=== Available records ===

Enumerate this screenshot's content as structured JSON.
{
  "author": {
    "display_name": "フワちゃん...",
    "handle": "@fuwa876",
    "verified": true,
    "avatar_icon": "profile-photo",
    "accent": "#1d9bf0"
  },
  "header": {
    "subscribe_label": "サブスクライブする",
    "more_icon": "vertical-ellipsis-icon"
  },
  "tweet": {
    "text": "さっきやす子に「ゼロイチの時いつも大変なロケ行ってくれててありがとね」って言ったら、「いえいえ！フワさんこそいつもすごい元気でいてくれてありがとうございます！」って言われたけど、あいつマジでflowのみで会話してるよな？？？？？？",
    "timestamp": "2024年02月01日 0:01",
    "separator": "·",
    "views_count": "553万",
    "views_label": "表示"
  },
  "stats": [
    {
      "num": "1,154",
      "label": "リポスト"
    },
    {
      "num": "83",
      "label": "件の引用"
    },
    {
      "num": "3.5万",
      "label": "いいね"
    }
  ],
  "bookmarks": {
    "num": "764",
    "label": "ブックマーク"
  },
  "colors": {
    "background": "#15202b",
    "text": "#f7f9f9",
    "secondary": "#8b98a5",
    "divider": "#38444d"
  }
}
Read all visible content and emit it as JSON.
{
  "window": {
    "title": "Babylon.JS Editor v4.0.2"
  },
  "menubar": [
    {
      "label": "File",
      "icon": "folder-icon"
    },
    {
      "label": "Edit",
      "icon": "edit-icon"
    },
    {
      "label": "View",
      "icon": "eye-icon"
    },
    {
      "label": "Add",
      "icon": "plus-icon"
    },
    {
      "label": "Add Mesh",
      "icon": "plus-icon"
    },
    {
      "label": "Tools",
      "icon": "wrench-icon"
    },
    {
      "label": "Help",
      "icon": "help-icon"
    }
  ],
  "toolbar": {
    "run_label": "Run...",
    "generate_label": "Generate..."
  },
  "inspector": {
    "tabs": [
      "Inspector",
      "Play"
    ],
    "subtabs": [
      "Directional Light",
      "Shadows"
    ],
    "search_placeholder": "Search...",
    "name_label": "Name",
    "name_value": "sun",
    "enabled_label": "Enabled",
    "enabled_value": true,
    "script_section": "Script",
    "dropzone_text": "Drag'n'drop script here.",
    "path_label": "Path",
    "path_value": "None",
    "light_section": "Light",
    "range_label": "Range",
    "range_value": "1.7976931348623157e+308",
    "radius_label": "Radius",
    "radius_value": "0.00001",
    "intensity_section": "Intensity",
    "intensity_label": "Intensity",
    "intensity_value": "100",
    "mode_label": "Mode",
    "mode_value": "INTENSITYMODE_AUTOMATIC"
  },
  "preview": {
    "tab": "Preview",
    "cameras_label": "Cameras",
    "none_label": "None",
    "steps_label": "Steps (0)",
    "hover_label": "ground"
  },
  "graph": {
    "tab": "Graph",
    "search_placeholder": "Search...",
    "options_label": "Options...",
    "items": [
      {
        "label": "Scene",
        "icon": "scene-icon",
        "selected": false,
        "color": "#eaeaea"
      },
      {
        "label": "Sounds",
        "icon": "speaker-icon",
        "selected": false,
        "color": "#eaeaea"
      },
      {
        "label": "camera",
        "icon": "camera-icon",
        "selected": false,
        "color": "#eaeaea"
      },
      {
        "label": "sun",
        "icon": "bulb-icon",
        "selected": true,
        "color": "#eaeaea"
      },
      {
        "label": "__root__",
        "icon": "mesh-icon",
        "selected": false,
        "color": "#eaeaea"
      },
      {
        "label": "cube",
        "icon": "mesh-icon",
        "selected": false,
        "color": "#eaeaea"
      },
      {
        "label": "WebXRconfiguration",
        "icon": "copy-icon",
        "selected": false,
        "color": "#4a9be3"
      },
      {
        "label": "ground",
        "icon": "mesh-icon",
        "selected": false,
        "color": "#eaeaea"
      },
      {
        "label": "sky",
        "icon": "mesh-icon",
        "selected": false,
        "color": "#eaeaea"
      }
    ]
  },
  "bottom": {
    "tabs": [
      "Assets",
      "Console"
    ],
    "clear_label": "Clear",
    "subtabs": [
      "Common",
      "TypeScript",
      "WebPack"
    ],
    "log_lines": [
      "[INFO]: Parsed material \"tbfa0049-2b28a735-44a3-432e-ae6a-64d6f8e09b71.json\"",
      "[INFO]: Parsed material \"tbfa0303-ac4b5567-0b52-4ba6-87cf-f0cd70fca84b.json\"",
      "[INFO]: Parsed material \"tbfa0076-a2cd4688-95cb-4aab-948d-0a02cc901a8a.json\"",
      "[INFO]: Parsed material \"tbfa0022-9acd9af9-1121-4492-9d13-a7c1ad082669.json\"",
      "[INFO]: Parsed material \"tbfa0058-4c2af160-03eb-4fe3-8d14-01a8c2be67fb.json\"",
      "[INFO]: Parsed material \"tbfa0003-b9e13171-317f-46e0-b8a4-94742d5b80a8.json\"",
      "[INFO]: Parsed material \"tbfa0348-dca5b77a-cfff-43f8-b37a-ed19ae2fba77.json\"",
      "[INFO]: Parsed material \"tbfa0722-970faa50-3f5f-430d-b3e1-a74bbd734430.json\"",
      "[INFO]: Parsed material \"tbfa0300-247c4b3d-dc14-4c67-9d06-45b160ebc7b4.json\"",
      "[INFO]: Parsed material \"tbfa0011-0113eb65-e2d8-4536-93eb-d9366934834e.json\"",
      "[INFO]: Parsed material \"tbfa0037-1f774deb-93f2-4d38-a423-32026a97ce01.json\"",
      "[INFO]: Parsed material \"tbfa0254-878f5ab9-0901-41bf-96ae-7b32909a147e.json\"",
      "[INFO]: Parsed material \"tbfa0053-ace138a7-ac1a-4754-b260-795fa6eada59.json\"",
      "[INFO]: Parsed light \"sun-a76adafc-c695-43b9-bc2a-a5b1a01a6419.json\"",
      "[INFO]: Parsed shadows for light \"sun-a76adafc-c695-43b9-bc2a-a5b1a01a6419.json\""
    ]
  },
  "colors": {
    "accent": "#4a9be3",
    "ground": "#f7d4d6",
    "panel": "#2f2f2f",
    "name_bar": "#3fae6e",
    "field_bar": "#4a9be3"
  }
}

===

**What to do**
Using the data above, reproduce every line exactly.

**Solution to this problem**
Enumerate this screenshot's content as structured JSON.
{
  "author": {
    "display_name": "フワちゃん...",
    "handle": "@fuwa876",
    "verified": true,
    "avatar_icon": "profile-photo",
    "accent": "#1d9bf0"
  },
  "header": {
    "subscribe_label": "サブスクライブする",
    "more_icon": "vertical-ellipsis-icon"
  },
  "tweet": {
    "text": "さっきやす子に「ゼロイチの時いつも大変なロケ行ってくれててありがとね」って言ったら、「いえいえ！フワさんこそいつもすごい元気でいてくれてありがとうございます！」って言われたけど、あいつマジでflowのみで会話してるよな？？？？？？",
    "timestamp": "2024年02月01日 0:01",
    "separator": "·",
    "views_count": "553万",
    "views_label": "表示"
  },
  "stats": [
    {
      "num": "1,154",
      "label": "リポスト"
    },
    {
      "num": "83",
      "label": "件の引用"
    },
    {
      "num": "3.5万",
      "label": "いいね"
    }
  ],
  "bookmarks": {
    "num": "764",
    "label": "ブックマーク"
  },
  "colors": {
    "background": "#15202b",
    "text": "#f7f9f9",
    "secondary": "#8b98a5",
    "divider": "#38444d"
  }
}
Read all visible content and emit it as JSON.
{
  "window": {
    "title": "Babylon.JS Editor v4.0.2"
  },
  "menubar": [
    {
      "label": "File",
      "icon": "folder-icon"
    },
    {
      "label": "Edit",
      "icon": "edit-icon"
    },
    {
      "label": "View",
      "icon": "eye-icon"
    },
    {
      "label": "Add",
      "icon": "plus-icon"
    },
    {
      "label": "Add Mesh",
      "icon": "plus-icon"
    },
    {
      "label": "Tools",
      "icon": "wrench-icon"
    },
    {
      "label": "Help",
      "icon": "help-icon"
    }
  ],
  "toolbar": {
    "run_label": "Run...",
    "generate_label": "Generate..."
  },
  "inspector": {
    "tabs": [
      "Inspector",
      "Play"
    ],
    "subtabs": [
      "Directional Light",
      "Shadows"
    ],
    "search_placeholder": "Search...",
    "name_label": "Name",
    "name_value": "sun",
    "enabled_label": "Enabled",
    "enabled_value": true,
    "script_section": "Script",
    "dropzone_text": "Drag'n'drop script here.",
    "path_label": "Path",
    "path_value": "None",
    "light_section": "Light",
    "range_label": "Range",
    "range_value": "1.7976931348623157e+308",
    "radius_label": "Radius",
    "radius_value": "0.00001",
    "intensity_section": "Intensity",
    "intensity_label": "Intensity",
    "intensity_value": "100",
    "mode_label": "Mode",
    "mode_value": "INTENSITYMODE_AUTOMATIC"
  },
  "preview": {
    "tab": "Preview",
    "cameras_label": "Cameras",
    "none_label": "None",
    "steps_label": "Steps (0)",
    "hover_label": "ground"
  },
  "graph": {
    "tab": "Graph",
    "search_placeholder": "Search...",
    "options_label": "Options...",
    "items": [
      {
        "label": "Scene",
        "icon": "scene-icon",
        "selected": false,
        "color": "#eaeaea"
      },
      {
        "label": "Sounds",
        "icon": "speaker-icon",
        "selected": false,
        "color": "#eaeaea"
      },
      {
        "label": "camera",
        "icon": "camera-icon",
        "selected": false,
        "color": "#eaeaea"
      },
      {
        "label": "sun",
        "icon": "bulb-icon",
        "selected": true,
        "color": "#eaeaea"
      },
      {
        "label": "__root__",
        "icon": "mesh-icon",
        "selected": false,
        "color": "#eaeaea"
      },
      {
        "label": "cube",
        "icon": "mesh-icon",
        "selected": false,
        "color": "#eaeaea"
      },
      {
        "label": "WebXRconfiguration",
        "icon": "copy-icon",
        "selected": false,
        "color": "#4a9be3"
      },
      {
        "label": "ground",
        "icon": "mesh-icon",
        "selected": false,
        "color": "#eaeaea"
      },
      {
        "label": "sky",
        "icon": "mesh-icon",
        "selected": false,
        "color": "#eaeaea"
      }
    ]
  },
  "bottom": {
    "tabs": [
      "Assets",
      "Console"
    ],
    "clear_label": "Clear",
    "subtabs": [
      "Common",
      "TypeScript",
      "WebPack"
    ],
    "log_lines": [
      "[INFO]: Parsed material \"tbfa0049-2b28a735-44a3-432e-ae6a-64d6f8e09b71.json\"",
      "[INFO]: Parsed material \"tbfa0303-ac4b5567-0b52-4ba6-87cf-f0cd70fca84b.json\"",
      "[INFO]: Parsed material \"tbfa0076-a2cd4688-95cb-4aab-948d-0a02cc901a8a.json\"",
      "[INFO]: Parsed material \"tbfa0022-9acd9af9-1121-4492-9d13-a7c1ad082669.json\"",
      "[INFO]: Parsed material \"tbfa0058-4c2af160-03eb-4fe3-8d14-01a8c2be67fb.json\"",
      "[INFO]: Parsed material \"tbfa0003-b9e13171-317f-46e0-b8a4-94742d5b80a8.json\"",
      "[INFO]: Parsed material \"tbfa0348-dca5b77a-cfff-43f8-b37a-ed19ae2fba77.json\"",
      "[INFO]: Parsed material \"tbfa0722-970faa50-3f5f-430d-b3e1-a74bbd734430.json\"",
      "[INFO]: Parsed material \"tbfa0300-247c4b3d-dc14-4c67-9d06-45b160ebc7b4.json\"",
      "[INFO]: Parsed material \"tbfa0011-0113eb65-e2d8-4536-93eb-d9366934834e.json\"",
      "[INFO]: Parsed material \"tbfa0037-1f774deb-93f2-4d38-a423-32026a97ce01.json\"",
      "[INFO]: Parsed material \"tbfa0254-878f5ab9-0901-41bf-96ae-7b32909a147e.json\"",
      "[INFO]: Parsed material \"tbfa0053-ace138a7-ac1a-4754-b260-795fa6eada59.json\"",
      "[INFO]: Parsed light \"sun-a76adafc-c695-43b9-bc2a-a5b1a01a6419.json\"",
      "[INFO]: Parsed shadows for light \"sun-a76adafc-c695-43b9-bc2a-a5b1a01a6419.json\""
    ]
  },
  "colors": {
    "accent": "#4a9be3",
    "ground": "#f7d4d6",
    "panel": "#2f2f2f",
    "name_bar": "#3fae6e",
    "field_bar": "#4a9be3"
  }
}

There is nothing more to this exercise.